Supplied data:

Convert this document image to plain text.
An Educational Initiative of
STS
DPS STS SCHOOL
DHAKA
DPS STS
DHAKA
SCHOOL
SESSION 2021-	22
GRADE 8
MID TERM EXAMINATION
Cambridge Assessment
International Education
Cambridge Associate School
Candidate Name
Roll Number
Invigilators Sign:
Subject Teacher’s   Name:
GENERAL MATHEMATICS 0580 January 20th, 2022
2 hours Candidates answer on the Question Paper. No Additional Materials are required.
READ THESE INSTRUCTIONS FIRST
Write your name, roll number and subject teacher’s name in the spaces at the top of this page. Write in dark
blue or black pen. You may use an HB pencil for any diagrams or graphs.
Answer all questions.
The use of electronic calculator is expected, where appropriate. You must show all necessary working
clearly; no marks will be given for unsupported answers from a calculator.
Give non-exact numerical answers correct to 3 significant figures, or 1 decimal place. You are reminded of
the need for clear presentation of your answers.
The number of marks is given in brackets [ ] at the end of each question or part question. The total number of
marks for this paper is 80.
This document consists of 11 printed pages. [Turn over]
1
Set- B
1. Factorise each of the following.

...

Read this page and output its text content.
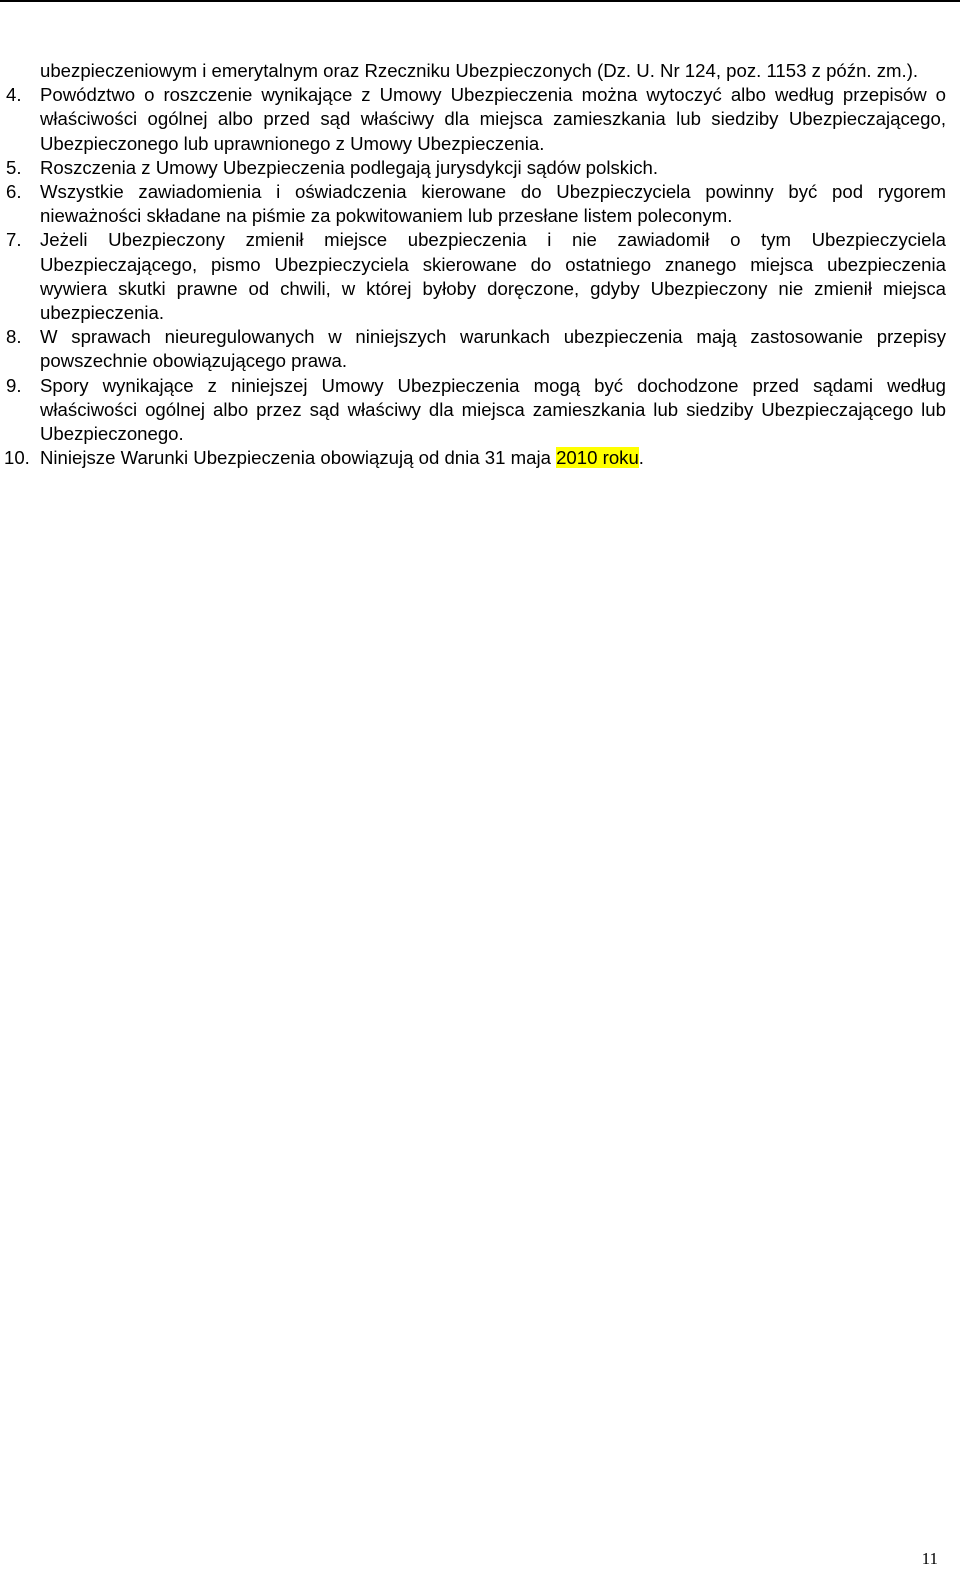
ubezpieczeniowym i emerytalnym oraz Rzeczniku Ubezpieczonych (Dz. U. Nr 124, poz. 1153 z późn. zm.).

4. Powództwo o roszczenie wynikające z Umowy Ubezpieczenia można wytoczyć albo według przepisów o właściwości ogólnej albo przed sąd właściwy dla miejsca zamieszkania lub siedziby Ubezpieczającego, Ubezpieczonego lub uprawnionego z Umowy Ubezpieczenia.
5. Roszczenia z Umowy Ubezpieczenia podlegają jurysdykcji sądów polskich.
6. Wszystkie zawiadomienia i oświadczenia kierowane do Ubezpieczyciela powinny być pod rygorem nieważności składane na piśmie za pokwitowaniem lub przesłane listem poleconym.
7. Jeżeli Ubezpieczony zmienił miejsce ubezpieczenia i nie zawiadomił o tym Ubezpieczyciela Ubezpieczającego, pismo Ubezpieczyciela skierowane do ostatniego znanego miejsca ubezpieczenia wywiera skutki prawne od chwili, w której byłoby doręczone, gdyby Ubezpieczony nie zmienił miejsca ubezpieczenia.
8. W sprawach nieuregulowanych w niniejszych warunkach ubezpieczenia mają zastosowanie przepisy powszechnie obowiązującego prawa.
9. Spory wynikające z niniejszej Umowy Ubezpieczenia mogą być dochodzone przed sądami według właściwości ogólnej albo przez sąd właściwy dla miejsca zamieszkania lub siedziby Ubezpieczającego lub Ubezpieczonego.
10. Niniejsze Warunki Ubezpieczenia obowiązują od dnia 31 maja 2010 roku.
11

Exercise instructions:
How many lines in these entries contain the string "your"? State the number and nothing more.

Output of the task:
2